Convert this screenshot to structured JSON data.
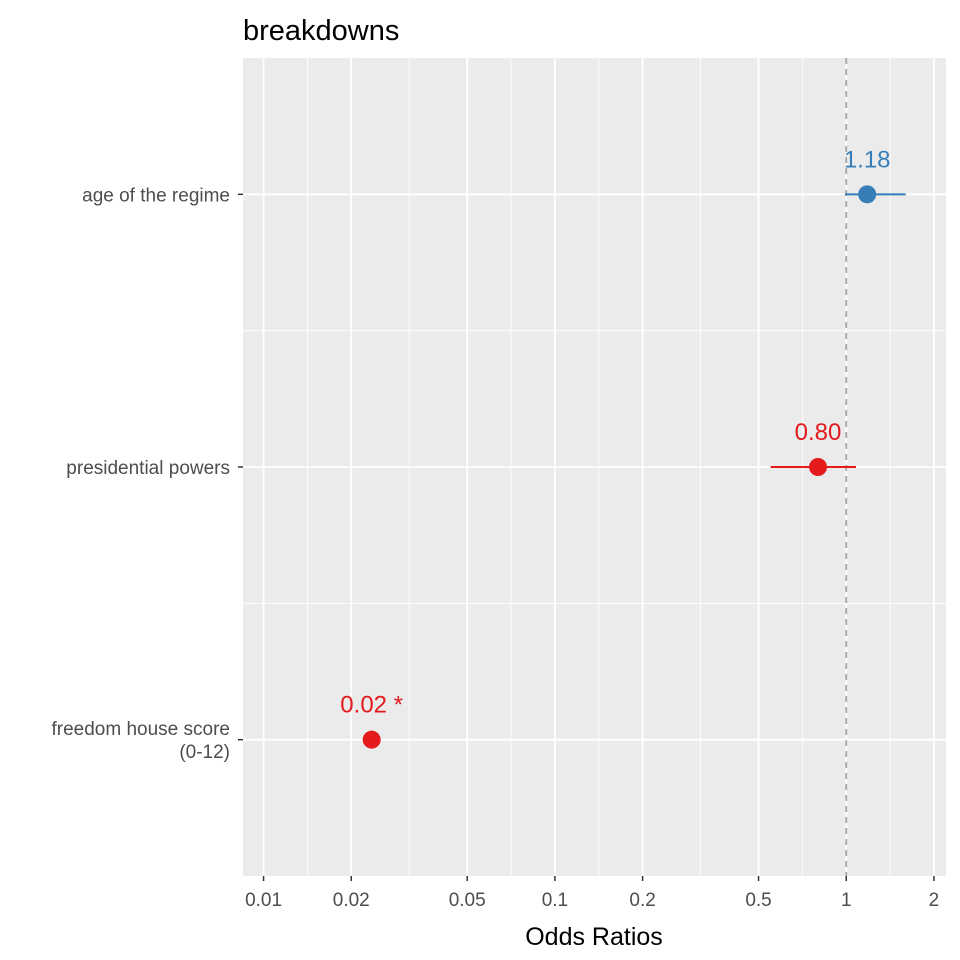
{
  "chart_data": {
    "type": "scatter",
    "subtype": "forest-plot",
    "title": "breakdowns",
    "xlabel": "Odds Ratios",
    "ylabel": "",
    "x_scale": "log",
    "xlim": [
      0.0085,
      2.2
    ],
    "x_ticks": [
      {
        "value": 0.01,
        "label": "0.01"
      },
      {
        "value": 0.02,
        "label": "0.02"
      },
      {
        "value": 0.05,
        "label": "0.05"
      },
      {
        "value": 0.1,
        "label": "0.1"
      },
      {
        "value": 0.2,
        "label": "0.2"
      },
      {
        "value": 0.5,
        "label": "0.5"
      },
      {
        "value": 1,
        "label": "1"
      },
      {
        "value": 2,
        "label": "2"
      }
    ],
    "reference_line": 1,
    "grid": true,
    "terms": [
      {
        "name": "age of the regime",
        "label_lines": [
          "age of the regime"
        ],
        "estimate": 1.18,
        "ci_low": 0.99,
        "ci_high": 1.6,
        "label": "1.18",
        "color": "#377eb8"
      },
      {
        "name": "presidential powers",
        "label_lines": [
          "presidential powers"
        ],
        "estimate": 0.8,
        "ci_low": 0.55,
        "ci_high": 1.08,
        "label": "0.80",
        "color": "#e41a1c"
      },
      {
        "name": "freedom house score (0-12)",
        "label_lines": [
          "freedom house score",
          "(0-12)"
        ],
        "estimate": 0.0235,
        "ci_low": null,
        "ci_high": null,
        "label": "0.02 *",
        "color": "#e41a1c"
      }
    ]
  },
  "colors": {
    "panel_background": "#ebebeb",
    "grid": "#ffffff",
    "reference_line": "#a6a6a6",
    "positive": "#377eb8",
    "negative": "#e41a1c"
  }
}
——————
Print the full listing exactly, dropping the pictures.

Convert this screenshot to structured JSON data.
{
  "chart_data": {
    "type": "scatter",
    "subtype": "forest-plot",
    "title": "breakdowns",
    "xlabel": "Odds Ratios",
    "ylabel": "",
    "x_scale": "log",
    "xlim": [
      0.0085,
      2.2
    ],
    "x_ticks": [
      {
        "value": 0.01,
        "label": "0.01"
      },
      {
        "value": 0.02,
        "label": "0.02"
      },
      {
        "value": 0.05,
        "label": "0.05"
      },
      {
        "value": 0.1,
        "label": "0.1"
      },
      {
        "value": 0.2,
        "label": "0.2"
      },
      {
        "value": 0.5,
        "label": "0.5"
      },
      {
        "value": 1,
        "label": "1"
      },
      {
        "value": 2,
        "label": "2"
      }
    ],
    "reference_line": 1,
    "grid": true,
    "terms": [
      {
        "name": "age of the regime",
        "label_lines": [
          "age of the regime"
        ],
        "estimate": 1.18,
        "ci_low": 0.99,
        "ci_high": 1.6,
        "label": "1.18",
        "color": "#377eb8"
      },
      {
        "name": "presidential powers",
        "label_lines": [
          "presidential powers"
        ],
        "estimate": 0.8,
        "ci_low": 0.55,
        "ci_high": 1.08,
        "label": "0.80",
        "color": "#e41a1c"
      },
      {
        "name": "freedom house score (0-12)",
        "label_lines": [
          "freedom house score",
          "(0-12)"
        ],
        "estimate": 0.0235,
        "ci_low": null,
        "ci_high": null,
        "label": "0.02 *",
        "color": "#e41a1c"
      }
    ]
  },
  "colors": {
    "panel_background": "#ebebeb",
    "grid": "#ffffff",
    "reference_line": "#a6a6a6",
    "positive": "#377eb8",
    "negative": "#e41a1c"
  }
}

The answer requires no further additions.